**INSTRUÇÕES DA TAREFA**
Prossiga a redação do texto sobre o acidente de viação de 24 de dezembro de 1993 e as ações judiciais propostas em consequência dele. Comece logo após a última frase apresentada.

**TEXTO**
________
Limitam e demarcam o âmbito dos recursos as conclusões que nele são apresentadas - artigos 684º n.º 3 e 690º n.º 1 do CPC -
Daí a justificação para a transcrição das mesmas que, no caso, foram:

I - Em 24 de Dezembro de 1993 ocorreu um acidente de viação, do qual resultaram danos avultados em todos os veículos envolvidos, tendo sido propostas diversas acções judiciais, no sentido do ressarcimento dos danos respectivos,
A SABER:
e) Acção sumária n° 86/95, que correu termos na 2º Secção do Tribunal de Esposende, em que eram AA. E………. e Mulher e R. a Companhia de seguros, D………., hoje C………. .
f) A Acção sumária n° …/95, que correu termos na .ª secção do Tribunal de Esposende e que foi proposta por G………. contra F……….., hoje B……….;
g) Acção sumária …/95, que igualmente correu termos neste Tribunal, e que foi proposta por H………. contra a Companhia de Seguros D………. .
h) Acção sumária ./97, que correu termos na .ª Secção deste Tribunal em que eram AA. E………. e Mulher e R. a Companhia de seguros F………., hoje B………. .
________
**ITENS APRESENTADOS**

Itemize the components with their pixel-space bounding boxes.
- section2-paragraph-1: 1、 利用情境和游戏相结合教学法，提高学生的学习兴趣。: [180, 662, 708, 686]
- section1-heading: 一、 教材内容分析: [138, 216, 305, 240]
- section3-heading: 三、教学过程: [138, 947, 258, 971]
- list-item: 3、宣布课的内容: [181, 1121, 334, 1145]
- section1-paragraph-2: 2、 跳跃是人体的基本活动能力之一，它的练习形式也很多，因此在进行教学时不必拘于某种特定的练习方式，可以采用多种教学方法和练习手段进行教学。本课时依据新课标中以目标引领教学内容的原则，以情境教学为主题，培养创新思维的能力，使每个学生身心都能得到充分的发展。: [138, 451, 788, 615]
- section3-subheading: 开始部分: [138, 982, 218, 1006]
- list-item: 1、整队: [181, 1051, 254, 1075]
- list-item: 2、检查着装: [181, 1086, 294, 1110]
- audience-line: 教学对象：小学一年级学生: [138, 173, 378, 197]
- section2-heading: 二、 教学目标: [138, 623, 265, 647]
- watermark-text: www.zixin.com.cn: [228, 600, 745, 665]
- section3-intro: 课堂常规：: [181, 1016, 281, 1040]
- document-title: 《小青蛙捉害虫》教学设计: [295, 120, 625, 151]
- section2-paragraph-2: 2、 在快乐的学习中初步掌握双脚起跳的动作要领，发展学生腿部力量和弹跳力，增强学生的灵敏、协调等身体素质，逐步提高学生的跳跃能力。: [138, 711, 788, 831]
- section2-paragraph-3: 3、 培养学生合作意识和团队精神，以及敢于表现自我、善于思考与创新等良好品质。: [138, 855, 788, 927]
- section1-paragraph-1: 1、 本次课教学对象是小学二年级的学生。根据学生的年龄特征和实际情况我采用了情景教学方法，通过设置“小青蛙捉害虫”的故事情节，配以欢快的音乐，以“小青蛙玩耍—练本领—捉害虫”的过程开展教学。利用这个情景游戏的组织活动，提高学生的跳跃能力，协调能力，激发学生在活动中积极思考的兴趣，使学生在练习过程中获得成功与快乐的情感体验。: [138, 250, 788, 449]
________
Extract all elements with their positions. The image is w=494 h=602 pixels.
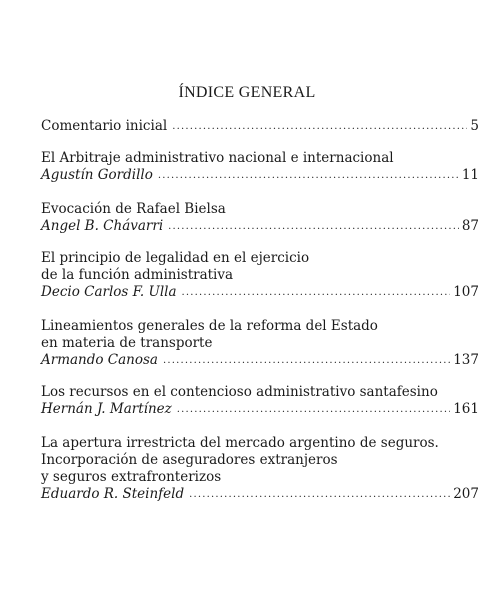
________
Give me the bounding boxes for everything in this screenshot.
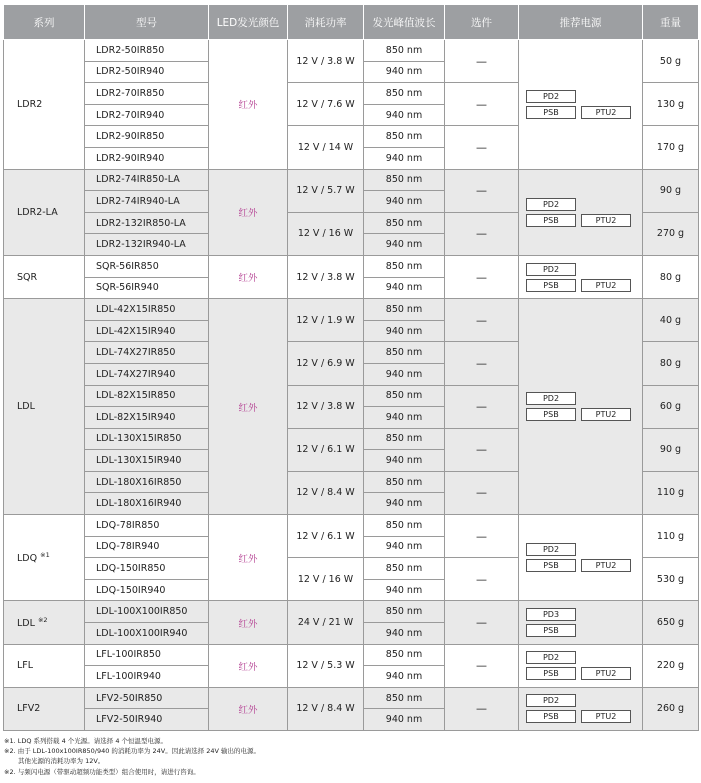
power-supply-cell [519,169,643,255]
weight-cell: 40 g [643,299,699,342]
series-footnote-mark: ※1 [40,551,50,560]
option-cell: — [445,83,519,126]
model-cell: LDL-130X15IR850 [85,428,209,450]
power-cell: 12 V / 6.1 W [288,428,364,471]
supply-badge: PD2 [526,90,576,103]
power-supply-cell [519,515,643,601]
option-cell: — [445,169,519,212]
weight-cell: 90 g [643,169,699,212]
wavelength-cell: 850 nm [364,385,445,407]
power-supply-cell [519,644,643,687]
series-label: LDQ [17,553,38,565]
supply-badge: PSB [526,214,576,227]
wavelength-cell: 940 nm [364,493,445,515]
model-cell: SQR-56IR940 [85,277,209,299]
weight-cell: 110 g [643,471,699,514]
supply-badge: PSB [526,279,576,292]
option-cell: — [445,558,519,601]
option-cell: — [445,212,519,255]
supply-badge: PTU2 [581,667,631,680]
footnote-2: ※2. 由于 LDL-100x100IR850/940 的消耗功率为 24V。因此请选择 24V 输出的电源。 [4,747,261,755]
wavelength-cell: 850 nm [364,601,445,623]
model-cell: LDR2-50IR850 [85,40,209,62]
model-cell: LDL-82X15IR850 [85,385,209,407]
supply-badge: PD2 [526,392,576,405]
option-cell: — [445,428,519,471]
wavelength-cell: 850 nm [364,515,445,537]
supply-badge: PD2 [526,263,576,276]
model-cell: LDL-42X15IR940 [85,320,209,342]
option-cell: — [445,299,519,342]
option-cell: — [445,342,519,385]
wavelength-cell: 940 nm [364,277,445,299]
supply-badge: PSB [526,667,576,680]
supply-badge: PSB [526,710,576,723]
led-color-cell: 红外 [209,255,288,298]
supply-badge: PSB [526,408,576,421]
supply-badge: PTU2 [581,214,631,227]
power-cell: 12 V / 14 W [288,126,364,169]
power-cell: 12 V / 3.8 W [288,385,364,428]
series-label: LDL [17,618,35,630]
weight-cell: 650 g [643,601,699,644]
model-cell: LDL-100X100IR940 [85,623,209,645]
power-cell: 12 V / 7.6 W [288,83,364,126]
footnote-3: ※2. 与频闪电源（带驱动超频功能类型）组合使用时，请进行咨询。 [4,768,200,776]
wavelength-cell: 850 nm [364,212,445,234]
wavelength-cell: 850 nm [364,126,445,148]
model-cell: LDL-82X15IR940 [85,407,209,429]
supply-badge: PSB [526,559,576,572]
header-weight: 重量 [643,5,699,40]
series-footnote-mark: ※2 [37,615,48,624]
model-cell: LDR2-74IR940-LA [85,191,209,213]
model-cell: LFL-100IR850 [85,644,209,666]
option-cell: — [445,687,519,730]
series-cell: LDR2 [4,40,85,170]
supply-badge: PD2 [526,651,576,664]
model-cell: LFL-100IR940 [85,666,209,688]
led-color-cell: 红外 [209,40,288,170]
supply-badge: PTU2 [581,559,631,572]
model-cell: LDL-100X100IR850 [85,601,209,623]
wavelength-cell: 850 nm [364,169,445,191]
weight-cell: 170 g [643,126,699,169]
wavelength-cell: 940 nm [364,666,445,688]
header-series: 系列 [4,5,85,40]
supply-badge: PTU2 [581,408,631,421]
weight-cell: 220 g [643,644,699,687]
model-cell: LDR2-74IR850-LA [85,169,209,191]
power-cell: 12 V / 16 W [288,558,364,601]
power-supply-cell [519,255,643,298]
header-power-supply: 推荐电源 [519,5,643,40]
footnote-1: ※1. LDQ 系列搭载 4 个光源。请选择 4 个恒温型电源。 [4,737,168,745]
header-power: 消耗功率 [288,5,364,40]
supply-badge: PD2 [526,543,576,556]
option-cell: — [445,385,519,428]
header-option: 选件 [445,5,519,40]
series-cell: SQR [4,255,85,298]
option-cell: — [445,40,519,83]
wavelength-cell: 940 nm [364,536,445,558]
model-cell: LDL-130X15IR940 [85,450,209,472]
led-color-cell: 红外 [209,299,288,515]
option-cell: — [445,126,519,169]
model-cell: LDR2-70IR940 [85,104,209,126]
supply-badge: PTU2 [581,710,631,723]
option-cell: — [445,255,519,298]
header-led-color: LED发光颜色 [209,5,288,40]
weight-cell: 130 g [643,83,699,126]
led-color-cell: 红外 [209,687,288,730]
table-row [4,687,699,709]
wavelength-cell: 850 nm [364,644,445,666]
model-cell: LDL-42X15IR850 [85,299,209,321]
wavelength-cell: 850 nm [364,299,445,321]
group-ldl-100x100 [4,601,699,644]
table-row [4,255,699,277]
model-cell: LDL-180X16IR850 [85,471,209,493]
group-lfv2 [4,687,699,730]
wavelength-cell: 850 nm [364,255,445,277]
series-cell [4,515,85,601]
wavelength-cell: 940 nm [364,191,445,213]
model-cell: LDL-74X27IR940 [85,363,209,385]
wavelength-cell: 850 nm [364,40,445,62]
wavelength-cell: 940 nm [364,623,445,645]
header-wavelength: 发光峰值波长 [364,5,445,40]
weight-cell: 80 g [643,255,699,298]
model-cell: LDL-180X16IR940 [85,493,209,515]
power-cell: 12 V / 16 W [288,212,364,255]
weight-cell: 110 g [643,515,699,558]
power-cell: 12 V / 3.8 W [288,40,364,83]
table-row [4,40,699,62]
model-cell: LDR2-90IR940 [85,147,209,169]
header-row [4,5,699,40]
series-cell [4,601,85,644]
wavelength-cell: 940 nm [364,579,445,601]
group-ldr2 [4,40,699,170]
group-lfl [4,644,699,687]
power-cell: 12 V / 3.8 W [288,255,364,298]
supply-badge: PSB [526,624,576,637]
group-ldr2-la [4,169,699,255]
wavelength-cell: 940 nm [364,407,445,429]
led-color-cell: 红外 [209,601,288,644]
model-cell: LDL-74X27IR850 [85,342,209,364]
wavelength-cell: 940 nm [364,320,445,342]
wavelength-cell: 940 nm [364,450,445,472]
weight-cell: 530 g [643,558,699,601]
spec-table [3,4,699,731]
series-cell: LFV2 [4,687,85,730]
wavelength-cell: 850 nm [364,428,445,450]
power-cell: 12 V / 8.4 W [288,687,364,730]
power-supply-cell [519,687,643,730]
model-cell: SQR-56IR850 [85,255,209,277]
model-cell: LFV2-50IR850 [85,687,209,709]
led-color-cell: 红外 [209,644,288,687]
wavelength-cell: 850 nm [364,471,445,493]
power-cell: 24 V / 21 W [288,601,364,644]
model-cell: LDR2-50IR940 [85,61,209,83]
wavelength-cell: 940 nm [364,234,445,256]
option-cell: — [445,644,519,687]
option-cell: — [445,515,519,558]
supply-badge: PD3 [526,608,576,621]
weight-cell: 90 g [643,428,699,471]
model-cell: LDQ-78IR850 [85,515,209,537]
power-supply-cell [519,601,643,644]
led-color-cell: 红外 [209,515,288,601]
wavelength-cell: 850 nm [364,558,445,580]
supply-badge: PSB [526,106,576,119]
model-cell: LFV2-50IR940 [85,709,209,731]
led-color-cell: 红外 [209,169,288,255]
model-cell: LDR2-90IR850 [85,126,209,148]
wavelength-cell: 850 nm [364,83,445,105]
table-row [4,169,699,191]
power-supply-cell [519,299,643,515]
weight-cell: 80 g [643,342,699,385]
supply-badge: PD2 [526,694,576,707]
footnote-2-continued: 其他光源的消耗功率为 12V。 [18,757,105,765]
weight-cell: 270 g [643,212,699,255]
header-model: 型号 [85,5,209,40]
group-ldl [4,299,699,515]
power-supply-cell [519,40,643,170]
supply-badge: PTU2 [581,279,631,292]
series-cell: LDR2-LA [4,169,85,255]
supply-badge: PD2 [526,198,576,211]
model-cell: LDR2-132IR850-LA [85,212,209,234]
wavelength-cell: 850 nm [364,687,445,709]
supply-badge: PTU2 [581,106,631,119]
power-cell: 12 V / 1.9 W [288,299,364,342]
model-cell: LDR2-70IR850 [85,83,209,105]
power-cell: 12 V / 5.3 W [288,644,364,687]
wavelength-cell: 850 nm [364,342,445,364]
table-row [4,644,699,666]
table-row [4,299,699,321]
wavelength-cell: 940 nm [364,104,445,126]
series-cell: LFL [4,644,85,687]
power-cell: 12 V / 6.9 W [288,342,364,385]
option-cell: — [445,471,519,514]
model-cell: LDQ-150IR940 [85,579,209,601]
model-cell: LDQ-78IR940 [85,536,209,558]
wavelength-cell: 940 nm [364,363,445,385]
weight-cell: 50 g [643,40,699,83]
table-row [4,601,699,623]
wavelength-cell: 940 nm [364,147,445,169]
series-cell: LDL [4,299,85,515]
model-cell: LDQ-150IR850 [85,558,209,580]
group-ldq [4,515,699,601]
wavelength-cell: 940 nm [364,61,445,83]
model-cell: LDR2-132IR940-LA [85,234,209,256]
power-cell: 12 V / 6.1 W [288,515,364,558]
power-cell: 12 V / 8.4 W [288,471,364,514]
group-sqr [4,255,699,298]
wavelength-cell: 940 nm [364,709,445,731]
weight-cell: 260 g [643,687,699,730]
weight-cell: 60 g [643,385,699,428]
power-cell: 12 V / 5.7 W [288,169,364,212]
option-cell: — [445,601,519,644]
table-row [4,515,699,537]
________
**RESULTADO ESPERADO**
II -A acção sumária n° ../95, que teve como AA. o E………. e a I………. e R. apenas a D………., seguradora do G………., terminou com a absolvição desta R, tendo as restantes acções, em que se encontraram em juízo TODOS OS INTERVENIENTES, sido apensas, correndo termos sob o n° …/95, por ter sido esta a primeira a ter dado entrada no Tribunal. Esta foi julgada, tendo sofrido recurso para o Tribunal de Guimarães, que confirmou a sentença, pelo menos na parte com interesse para os presentes autos.
III - Nesta acção, as responsabilidades no sinistro foram repartidas, no sentido de que quer a conduta do A. J………. (segurado da apelada) quer a conduta do A. H………. (segurado da aqui Apelante) foram concorrentes em S0% para a produção do sinistro, tendo-se igualmente concluído que os AA. E………. e I………. em nada contribuíram para a ocorrência do acidente.
IV - Quanto aos AA. E………. e I………., foi a R. Companhia de seguros F………. condenada a pagar ao E………. a quantia de 4.161.589$00 e à I………. a quantia de 575.737$00, ambos acrescidos dos juros legais desde a citação até integral pagamento, correspondendo estas quantias à totalidade da indemnização devida a estes AA. pelas duas RR (F………. e D……….)., que, por força do regime da solidariedade, a R. F………. pagaria na totalidade, cabendo-lhe posteriormente direito de regresso contra a R. D………. na proporção de metade, de acordo com o disposto na douta sentença de Esposende.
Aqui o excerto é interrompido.